**Directive**
Please repeat all of the lines that follow, exactly as written.
# START OF Given data
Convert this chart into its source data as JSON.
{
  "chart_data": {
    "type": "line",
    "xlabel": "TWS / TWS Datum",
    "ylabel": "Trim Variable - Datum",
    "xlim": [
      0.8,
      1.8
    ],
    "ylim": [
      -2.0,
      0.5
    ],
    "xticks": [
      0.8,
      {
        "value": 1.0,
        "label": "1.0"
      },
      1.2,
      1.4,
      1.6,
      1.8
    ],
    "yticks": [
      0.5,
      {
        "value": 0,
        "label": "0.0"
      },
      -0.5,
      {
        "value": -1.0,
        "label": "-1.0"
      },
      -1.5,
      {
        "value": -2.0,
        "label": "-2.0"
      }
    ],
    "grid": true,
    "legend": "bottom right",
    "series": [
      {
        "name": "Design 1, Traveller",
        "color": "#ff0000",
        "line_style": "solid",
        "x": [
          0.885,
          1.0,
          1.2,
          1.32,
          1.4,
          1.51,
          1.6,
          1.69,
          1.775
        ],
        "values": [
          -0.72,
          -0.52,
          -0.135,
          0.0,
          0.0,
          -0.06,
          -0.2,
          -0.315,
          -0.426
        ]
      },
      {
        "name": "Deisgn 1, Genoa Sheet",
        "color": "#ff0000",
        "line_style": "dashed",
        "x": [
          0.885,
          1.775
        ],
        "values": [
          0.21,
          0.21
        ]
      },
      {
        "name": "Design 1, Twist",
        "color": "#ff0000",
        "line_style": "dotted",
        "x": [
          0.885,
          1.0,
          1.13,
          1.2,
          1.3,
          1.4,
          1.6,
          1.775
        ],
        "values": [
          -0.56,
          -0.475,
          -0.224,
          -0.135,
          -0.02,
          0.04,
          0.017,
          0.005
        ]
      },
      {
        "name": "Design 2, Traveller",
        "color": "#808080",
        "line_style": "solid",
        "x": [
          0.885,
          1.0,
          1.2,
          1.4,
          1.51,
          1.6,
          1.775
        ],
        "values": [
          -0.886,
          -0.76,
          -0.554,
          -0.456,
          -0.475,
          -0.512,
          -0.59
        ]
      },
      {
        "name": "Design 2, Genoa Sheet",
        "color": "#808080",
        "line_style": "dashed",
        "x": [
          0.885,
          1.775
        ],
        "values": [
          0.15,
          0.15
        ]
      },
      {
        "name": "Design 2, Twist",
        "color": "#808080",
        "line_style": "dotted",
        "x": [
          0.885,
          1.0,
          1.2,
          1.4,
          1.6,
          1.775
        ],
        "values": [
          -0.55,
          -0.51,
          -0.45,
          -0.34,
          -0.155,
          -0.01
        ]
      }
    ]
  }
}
# END OF Given data
**Result**
Convert this chart into its source data as JSON.
{
  "chart_data": {
    "type": "line",
    "xlabel": "TWS / TWS Datum",
    "ylabel": "Trim Variable - Datum",
    "xlim": [
      0.8,
      1.8
    ],
    "ylim": [
      -2.0,
      0.5
    ],
    "xticks": [
      0.8,
      {
        "value": 1.0,
        "label": "1.0"
      },
      1.2,
      1.4,
      1.6,
      1.8
    ],
    "yticks": [
      0.5,
      {
        "value": 0,
        "label": "0.0"
      },
      -0.5,
      {
        "value": -1.0,
        "label": "-1.0"
      },
      -1.5,
      {
        "value": -2.0,
        "label": "-2.0"
      }
    ],
    "grid": true,
    "legend": "bottom right",
    "series": [
      {
        "name": "Design 1, Traveller",
        "color": "#ff0000",
        "line_style": "solid",
        "x": [
          0.885,
          1.0,
          1.2,
          1.32,
          1.4,
          1.51,
          1.6,
          1.69,
          1.775
        ],
        "values": [
          -0.72,
          -0.52,
          -0.135,
          0.0,
          0.0,
          -0.06,
          -0.2,
          -0.315,
          -0.426
        ]
      },
      {
        "name": "Deisgn 1, Genoa Sheet",
        "color": "#ff0000",
        "line_style": "dashed",
        "x": [
          0.885,
          1.775
        ],
        "values": [
          0.21,
          0.21
        ]
      },
      {
        "name": "Design 1, Twist",
        "color": "#ff0000",
        "line_style": "dotted",
        "x": [
          0.885,
          1.0,
          1.13,
          1.2,
          1.3,
          1.4,
          1.6,
          1.775
        ],
        "values": [
          -0.56,
          -0.475,
          -0.224,
          -0.135,
          -0.02,
          0.04,
          0.017,
          0.005
        ]
      },
      {
        "name": "Design 2, Traveller",
        "color": "#808080",
        "line_style": "solid",
        "x": [
          0.885,
          1.0,
          1.2,
          1.4,
          1.51,
          1.6,
          1.775
        ],
        "values": [
          -0.886,
          -0.76,
          -0.554,
          -0.456,
          -0.475,
          -0.512,
          -0.59
        ]
      },
      {
        "name": "Design 2, Genoa Sheet",
        "color": "#808080",
        "line_style": "dashed",
        "x": [
          0.885,
          1.775
        ],
        "values": [
          0.15,
          0.15
        ]
      },
      {
        "name": "Design 2, Twist",
        "color": "#808080",
        "line_style": "dotted",
        "x": [
          0.885,
          1.0,
          1.2,
          1.4,
          1.6,
          1.775
        ],
        "values": [
          -0.55,
          -0.51,
          -0.45,
          -0.34,
          -0.155,
          -0.01
        ]
      }
    ]
  }
}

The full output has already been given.